## Records for this task
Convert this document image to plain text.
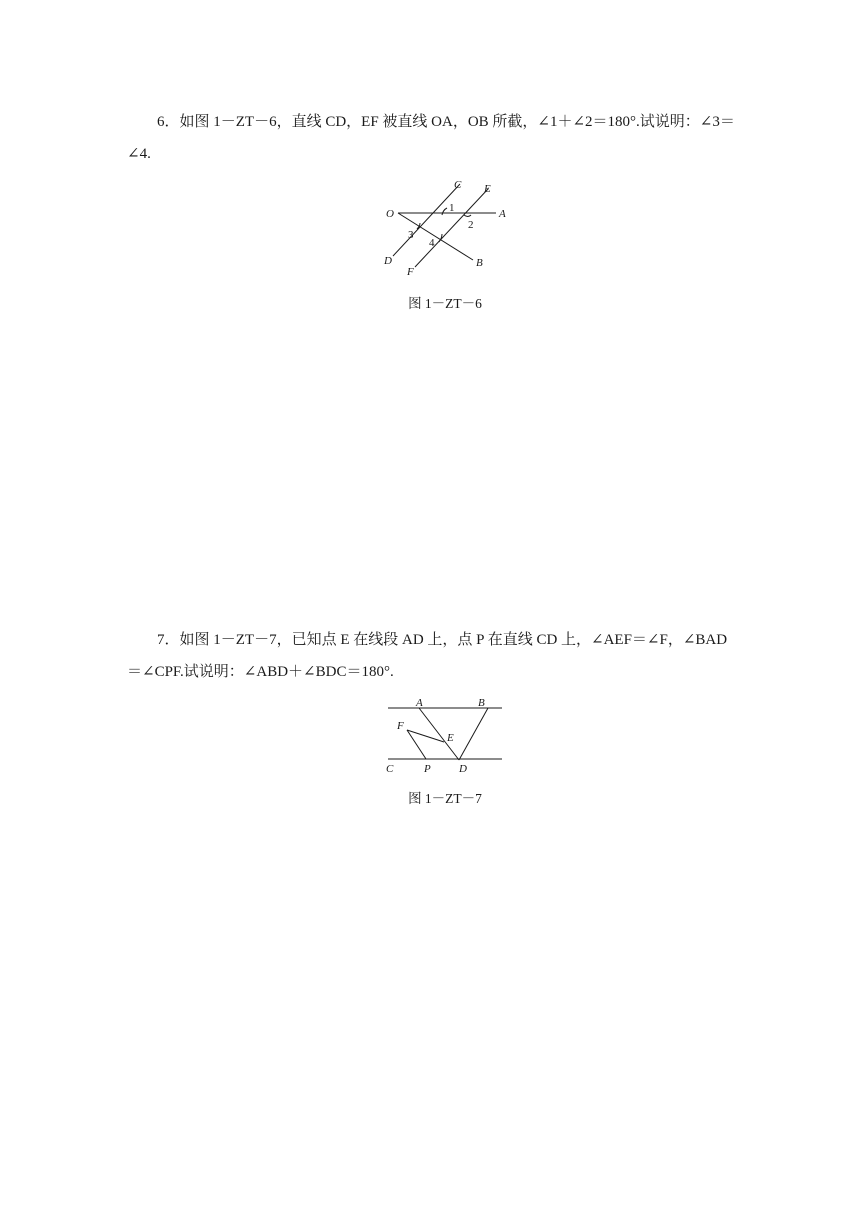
6．如图 1－ZT－6，直线 CD，EF 被直线 OA，OB 所截，∠1＋∠2＝180°.试说明：∠3＝∠4.

C E
O	A
D
F
B
1
2
3
4
图 1－ZT－6

7．如图 1－ZT－7，已知点 E 在线段 AD 上，点 P 在直线 CD 上，∠AEF＝∠F，∠BAD＝∠CPF.试说明：∠ABD＋∠BDC＝180°.

A	B
F
E
C	P	D
图 1－ZT－7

## Problem details
Write out the full set of lines verbatim, without the pictures.

## Correct response
Convert this document image to plain text.
6．如图 1－ZT－6，直线 CD，EF 被直线 OA，OB 所截，∠1＋∠2＝180°.试说明：∠3＝∠4.

C E
O	A
D
F
B
1
2
3
4
图 1－ZT－6

7．如图 1－ZT－7，已知点 E 在线段 AD 上，点 P 在直线 CD 上，∠AEF＝∠F，∠BAD＝∠CPF.试说明：∠ABD＋∠BDC＝180°.

A	B
F
E
C	P	D
图 1－ZT－7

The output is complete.